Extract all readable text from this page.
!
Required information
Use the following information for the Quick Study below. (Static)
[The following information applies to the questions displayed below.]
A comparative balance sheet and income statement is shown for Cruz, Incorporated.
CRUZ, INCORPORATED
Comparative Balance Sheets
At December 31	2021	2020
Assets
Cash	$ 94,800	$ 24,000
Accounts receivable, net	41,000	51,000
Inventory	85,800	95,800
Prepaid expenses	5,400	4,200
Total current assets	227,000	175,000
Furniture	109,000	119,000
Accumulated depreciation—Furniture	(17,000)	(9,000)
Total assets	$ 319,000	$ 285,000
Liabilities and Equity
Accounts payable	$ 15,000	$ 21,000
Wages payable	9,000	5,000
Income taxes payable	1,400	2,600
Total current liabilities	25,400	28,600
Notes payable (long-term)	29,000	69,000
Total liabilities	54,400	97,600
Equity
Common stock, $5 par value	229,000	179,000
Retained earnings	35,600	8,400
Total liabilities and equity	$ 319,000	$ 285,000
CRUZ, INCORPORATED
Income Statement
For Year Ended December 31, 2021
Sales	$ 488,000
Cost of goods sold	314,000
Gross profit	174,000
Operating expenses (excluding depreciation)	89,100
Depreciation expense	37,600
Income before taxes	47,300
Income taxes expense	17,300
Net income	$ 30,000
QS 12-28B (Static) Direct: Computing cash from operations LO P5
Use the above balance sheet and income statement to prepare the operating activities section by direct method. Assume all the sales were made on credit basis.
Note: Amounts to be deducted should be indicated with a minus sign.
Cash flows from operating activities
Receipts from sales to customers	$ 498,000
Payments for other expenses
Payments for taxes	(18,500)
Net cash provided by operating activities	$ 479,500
...
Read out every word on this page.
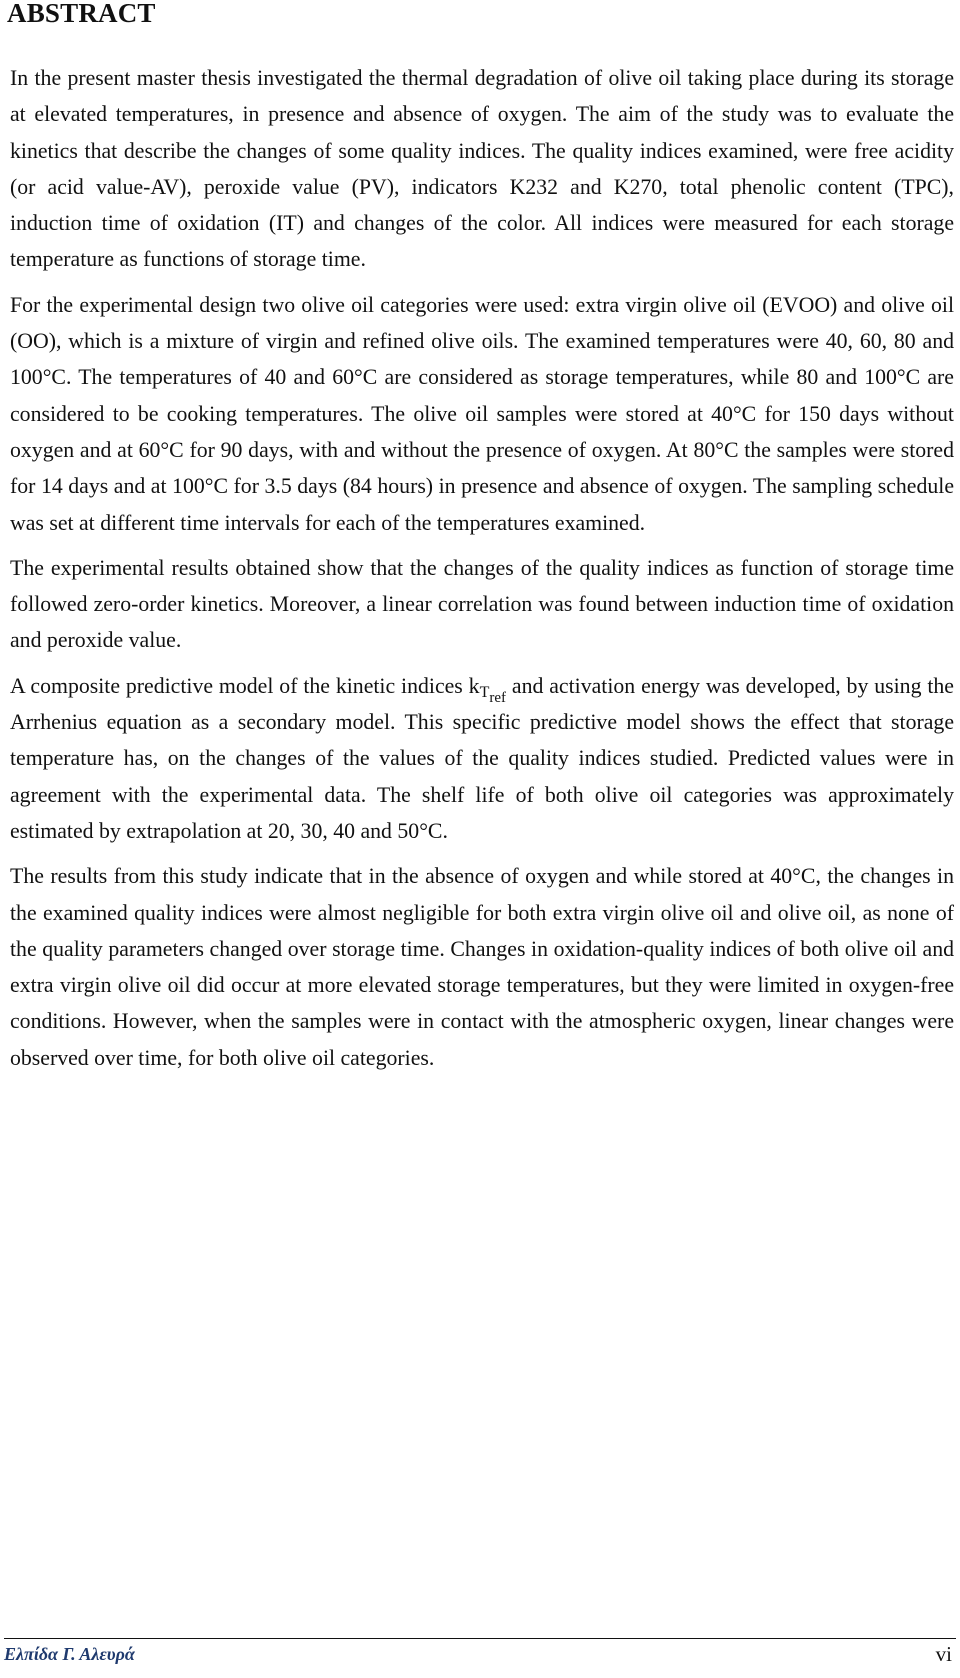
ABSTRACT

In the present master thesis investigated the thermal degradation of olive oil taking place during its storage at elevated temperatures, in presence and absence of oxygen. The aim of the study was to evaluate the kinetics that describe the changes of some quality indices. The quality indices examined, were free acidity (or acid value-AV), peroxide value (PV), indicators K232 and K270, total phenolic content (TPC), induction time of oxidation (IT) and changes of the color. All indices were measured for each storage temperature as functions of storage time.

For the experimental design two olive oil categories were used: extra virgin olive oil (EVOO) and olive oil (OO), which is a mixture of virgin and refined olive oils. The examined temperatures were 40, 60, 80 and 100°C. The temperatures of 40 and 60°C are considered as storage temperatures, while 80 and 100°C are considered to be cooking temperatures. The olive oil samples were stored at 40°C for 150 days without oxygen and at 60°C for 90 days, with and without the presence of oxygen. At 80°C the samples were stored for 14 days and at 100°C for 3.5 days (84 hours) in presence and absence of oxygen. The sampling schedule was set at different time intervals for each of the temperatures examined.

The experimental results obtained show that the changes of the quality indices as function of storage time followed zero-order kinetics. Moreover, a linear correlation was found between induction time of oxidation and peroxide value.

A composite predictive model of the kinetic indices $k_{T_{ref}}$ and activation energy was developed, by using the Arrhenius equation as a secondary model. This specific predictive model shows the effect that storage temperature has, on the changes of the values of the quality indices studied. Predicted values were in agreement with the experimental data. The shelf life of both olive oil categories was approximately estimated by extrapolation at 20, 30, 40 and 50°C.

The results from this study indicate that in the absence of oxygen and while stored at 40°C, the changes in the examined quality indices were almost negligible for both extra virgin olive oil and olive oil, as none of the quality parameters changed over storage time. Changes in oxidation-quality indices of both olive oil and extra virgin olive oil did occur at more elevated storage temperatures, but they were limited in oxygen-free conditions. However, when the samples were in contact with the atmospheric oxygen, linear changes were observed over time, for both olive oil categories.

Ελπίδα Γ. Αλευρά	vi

**YOUR INSTRUCTIONS**
Pull out every line of the entries that includes the word "both".

**SOLUTION FOR THIS PROBLEM**
A composite predictive model of the kinetic indices $k_{T_{ref}}$ and activation energy was developed, by using the Arrhenius equation as a secondary model. This specific predictive model shows the effect that storage temperature has, on the changes of the values of the quality indices studied. Predicted values were in agreement with the experimental data. The shelf life of both olive oil categories was approximately estimated by extrapolation at 20, 30, 40 and 50°C.
The results from this study indicate that in the absence of oxygen and while stored at 40°C, the changes in the examined quality indices were almost negligible for both extra virgin olive oil and olive oil, as none of the quality parameters changed over storage time. Changes in oxidation-quality indices of both olive oil and extra virgin olive oil did occur at more elevated storage temperatures, but they were limited in oxygen-free conditions. However, when the samples were in contact with the atmospheric oxygen, linear changes were observed over time, for both olive oil categories.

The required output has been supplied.